[WHAT YOU WILL DO]:
Examine the entries and show every line in which the word "Audio" is found.

[INFORMATION GIVEN]:
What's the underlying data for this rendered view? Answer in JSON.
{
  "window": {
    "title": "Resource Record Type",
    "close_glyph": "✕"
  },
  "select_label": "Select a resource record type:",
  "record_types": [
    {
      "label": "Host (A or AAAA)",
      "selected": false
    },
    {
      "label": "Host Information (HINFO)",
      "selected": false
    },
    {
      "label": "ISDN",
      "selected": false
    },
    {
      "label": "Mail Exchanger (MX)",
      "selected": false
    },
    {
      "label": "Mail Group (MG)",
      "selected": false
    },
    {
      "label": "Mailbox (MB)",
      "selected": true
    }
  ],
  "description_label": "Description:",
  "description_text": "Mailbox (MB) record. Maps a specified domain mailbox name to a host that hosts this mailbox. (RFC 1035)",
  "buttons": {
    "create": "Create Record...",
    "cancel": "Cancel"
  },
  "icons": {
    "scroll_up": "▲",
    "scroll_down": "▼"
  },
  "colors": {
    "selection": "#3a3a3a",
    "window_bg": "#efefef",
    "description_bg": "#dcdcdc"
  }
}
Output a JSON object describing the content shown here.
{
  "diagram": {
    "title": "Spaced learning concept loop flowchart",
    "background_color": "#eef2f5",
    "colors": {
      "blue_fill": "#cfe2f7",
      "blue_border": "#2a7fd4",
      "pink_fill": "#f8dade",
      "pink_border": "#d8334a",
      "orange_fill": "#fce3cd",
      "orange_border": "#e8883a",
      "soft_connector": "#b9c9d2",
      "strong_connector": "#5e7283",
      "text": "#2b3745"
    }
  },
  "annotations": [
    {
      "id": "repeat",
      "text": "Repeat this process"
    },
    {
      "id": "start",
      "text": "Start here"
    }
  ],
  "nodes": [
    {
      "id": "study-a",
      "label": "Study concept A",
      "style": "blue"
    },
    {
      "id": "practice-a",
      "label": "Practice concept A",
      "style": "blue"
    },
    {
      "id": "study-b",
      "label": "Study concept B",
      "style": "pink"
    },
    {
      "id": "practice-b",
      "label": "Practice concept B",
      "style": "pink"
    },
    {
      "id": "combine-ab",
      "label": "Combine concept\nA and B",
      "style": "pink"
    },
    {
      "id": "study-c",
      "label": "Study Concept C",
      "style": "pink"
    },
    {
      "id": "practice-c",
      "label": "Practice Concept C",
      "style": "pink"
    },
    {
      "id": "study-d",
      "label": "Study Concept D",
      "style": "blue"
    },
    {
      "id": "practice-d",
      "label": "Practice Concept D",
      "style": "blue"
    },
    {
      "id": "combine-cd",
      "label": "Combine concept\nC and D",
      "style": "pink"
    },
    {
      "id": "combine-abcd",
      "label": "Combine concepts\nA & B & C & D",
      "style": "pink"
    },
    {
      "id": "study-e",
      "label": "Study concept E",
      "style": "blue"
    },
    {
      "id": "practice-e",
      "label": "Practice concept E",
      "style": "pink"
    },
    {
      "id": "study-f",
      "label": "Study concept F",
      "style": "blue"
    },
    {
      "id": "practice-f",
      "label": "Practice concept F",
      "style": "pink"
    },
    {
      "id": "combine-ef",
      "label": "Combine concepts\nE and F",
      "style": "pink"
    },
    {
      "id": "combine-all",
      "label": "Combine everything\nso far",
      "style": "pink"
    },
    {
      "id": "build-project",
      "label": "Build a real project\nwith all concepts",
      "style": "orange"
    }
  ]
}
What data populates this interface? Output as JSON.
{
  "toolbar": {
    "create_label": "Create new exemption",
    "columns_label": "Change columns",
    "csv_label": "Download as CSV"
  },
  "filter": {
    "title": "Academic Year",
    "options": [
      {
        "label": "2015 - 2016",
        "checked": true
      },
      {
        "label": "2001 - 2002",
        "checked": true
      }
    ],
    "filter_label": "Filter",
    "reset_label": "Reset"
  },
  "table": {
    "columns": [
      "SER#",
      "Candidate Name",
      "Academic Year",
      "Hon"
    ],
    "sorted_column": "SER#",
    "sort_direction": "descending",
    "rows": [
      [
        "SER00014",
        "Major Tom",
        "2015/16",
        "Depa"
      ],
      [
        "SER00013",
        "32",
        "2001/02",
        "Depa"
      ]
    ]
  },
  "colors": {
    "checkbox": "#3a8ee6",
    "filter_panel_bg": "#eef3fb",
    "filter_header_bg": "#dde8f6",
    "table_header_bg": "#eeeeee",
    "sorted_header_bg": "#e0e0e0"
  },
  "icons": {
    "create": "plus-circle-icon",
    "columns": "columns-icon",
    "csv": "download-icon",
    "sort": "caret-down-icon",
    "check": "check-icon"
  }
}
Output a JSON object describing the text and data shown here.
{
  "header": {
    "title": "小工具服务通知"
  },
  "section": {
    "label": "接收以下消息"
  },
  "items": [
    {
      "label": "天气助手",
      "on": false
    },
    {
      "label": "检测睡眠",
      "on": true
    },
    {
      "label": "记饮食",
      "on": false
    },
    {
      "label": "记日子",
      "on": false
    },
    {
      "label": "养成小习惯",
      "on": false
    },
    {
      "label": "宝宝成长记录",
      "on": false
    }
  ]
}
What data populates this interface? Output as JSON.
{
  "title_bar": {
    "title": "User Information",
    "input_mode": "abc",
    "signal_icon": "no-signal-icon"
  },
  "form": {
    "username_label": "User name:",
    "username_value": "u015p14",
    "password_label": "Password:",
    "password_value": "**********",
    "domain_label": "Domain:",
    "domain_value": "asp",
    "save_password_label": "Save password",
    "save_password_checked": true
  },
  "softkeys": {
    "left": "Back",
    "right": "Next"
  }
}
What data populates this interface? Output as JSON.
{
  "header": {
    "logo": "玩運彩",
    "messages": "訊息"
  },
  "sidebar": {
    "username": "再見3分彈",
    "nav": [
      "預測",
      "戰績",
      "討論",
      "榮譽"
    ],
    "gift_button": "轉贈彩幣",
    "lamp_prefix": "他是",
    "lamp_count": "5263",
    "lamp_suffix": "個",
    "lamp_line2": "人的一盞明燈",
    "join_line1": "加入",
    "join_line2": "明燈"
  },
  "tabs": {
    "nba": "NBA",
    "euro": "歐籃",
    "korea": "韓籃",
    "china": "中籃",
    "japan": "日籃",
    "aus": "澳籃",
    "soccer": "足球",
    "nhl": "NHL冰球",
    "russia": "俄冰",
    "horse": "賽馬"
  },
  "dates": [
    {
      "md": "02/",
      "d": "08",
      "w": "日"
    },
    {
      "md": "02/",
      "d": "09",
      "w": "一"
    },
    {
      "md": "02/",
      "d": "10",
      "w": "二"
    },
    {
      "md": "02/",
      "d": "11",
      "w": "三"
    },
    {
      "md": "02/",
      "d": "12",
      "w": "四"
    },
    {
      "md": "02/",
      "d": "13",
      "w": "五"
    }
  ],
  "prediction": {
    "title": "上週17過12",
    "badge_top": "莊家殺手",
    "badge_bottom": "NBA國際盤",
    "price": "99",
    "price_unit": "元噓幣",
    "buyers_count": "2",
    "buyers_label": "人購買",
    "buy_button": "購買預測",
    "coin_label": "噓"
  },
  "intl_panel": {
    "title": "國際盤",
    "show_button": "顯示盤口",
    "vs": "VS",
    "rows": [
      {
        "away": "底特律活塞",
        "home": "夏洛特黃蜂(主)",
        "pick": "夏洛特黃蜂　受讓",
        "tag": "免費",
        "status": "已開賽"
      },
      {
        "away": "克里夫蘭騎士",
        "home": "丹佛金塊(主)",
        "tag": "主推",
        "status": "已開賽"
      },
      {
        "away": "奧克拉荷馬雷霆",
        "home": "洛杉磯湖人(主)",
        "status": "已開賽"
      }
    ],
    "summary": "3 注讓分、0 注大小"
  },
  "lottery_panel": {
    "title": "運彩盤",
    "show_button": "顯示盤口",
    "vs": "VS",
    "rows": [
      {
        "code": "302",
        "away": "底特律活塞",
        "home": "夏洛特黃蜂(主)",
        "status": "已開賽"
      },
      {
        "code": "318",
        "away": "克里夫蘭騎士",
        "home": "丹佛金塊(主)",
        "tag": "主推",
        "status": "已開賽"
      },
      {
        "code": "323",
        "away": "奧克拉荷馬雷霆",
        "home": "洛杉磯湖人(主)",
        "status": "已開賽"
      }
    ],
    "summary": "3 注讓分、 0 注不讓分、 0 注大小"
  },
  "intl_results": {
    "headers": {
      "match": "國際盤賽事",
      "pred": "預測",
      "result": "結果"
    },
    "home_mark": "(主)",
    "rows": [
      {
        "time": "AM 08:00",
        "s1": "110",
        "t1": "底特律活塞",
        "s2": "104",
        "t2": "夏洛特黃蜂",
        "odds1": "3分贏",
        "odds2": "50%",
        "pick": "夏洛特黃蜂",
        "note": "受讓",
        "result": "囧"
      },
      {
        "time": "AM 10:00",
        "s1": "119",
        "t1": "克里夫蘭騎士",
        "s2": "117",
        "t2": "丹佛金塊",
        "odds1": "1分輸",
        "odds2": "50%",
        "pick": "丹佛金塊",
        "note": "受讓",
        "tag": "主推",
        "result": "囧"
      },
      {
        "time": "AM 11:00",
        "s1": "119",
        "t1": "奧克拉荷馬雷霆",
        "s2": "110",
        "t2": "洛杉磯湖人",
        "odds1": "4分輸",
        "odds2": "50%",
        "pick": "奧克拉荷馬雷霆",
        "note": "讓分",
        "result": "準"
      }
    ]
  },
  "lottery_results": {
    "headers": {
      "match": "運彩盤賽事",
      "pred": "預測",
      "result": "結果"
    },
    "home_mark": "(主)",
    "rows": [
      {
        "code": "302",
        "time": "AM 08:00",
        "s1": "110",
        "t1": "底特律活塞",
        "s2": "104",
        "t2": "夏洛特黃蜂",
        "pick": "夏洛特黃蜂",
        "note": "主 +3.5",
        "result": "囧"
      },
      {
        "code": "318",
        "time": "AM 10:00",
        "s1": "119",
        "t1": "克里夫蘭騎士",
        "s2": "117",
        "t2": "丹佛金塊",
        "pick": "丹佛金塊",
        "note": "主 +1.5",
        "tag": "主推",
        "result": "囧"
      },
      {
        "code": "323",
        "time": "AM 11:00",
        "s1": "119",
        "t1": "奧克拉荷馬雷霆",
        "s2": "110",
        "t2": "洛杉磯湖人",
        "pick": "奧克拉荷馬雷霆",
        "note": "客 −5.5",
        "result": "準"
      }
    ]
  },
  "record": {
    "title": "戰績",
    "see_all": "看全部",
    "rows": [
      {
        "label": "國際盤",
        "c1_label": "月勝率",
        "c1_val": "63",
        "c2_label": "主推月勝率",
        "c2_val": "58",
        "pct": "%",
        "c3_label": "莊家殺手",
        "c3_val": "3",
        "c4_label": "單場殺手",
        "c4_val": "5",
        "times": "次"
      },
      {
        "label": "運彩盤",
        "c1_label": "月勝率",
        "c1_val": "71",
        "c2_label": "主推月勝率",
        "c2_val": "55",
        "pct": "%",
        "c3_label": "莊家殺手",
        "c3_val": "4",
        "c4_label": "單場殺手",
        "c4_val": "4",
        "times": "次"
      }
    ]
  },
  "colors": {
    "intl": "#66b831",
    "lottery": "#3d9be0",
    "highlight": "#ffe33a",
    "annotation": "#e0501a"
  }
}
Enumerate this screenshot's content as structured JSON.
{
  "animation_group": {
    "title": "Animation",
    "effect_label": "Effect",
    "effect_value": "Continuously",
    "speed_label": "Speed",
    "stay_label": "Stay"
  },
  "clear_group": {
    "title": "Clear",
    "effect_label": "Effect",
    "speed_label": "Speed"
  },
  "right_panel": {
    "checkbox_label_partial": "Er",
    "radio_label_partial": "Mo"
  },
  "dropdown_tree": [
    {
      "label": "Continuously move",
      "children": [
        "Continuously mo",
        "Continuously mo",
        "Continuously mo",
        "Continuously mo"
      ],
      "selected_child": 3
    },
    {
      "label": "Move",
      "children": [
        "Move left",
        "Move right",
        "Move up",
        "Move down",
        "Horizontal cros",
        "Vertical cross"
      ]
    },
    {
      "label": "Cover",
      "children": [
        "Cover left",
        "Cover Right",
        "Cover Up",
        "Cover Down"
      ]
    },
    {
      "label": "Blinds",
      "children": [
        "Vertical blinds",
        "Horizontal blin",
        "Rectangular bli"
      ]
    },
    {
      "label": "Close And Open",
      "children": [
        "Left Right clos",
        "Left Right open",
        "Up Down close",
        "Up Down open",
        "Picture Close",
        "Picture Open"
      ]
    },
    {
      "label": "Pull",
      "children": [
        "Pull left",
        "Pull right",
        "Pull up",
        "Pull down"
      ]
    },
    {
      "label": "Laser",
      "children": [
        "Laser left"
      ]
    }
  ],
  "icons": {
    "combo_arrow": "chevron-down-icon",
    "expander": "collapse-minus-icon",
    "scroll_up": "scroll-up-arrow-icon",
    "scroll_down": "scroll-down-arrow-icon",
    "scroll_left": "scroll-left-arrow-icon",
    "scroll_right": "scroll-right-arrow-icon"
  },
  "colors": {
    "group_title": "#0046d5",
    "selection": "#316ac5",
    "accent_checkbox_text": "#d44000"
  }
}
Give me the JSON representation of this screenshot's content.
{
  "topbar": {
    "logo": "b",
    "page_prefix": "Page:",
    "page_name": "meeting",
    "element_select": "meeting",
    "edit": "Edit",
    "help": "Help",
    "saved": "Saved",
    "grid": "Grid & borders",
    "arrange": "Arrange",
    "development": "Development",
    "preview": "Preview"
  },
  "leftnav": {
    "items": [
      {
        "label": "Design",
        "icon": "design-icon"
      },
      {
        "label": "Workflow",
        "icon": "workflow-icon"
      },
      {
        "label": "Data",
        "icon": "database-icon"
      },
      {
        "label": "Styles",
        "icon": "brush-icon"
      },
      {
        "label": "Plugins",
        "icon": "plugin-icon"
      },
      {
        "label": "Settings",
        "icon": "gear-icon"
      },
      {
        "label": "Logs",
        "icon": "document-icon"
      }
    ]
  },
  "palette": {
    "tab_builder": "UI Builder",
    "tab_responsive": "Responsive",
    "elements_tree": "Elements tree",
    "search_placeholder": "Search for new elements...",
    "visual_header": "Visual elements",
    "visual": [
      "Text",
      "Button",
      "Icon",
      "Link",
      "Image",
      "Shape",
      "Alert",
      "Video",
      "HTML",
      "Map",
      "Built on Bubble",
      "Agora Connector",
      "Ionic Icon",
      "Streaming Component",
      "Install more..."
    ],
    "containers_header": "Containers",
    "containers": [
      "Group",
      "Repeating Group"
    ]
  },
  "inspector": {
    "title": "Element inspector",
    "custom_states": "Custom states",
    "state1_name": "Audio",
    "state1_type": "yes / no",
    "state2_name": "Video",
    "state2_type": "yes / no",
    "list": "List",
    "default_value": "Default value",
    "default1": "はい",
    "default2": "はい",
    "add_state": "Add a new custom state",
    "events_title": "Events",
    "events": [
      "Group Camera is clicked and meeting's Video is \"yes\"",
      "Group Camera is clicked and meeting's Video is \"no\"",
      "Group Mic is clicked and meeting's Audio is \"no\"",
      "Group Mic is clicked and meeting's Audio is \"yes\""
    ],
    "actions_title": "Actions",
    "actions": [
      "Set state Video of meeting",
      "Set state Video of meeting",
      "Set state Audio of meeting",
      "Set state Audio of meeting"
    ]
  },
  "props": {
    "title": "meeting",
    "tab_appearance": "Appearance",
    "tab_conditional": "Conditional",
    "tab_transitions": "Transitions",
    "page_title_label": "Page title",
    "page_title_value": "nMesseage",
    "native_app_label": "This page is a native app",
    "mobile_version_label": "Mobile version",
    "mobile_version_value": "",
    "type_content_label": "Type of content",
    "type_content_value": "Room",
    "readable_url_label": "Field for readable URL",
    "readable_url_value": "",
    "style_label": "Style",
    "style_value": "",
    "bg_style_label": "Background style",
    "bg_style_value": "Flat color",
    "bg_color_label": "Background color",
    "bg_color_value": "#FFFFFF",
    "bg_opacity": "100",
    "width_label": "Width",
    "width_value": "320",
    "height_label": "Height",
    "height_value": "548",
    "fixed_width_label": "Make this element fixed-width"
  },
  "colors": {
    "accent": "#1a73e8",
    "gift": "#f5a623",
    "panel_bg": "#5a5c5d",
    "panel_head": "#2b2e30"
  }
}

[PROBLEM SOLUTION]:
    "state1_name": "Audio",
      "Group Mic is clicked and meeting's Audio is \"no\"",
      "Group Mic is clicked and meeting's Audio is \"yes\""
      "Set state Audio of meeting",
      "Set state Audio of meeting"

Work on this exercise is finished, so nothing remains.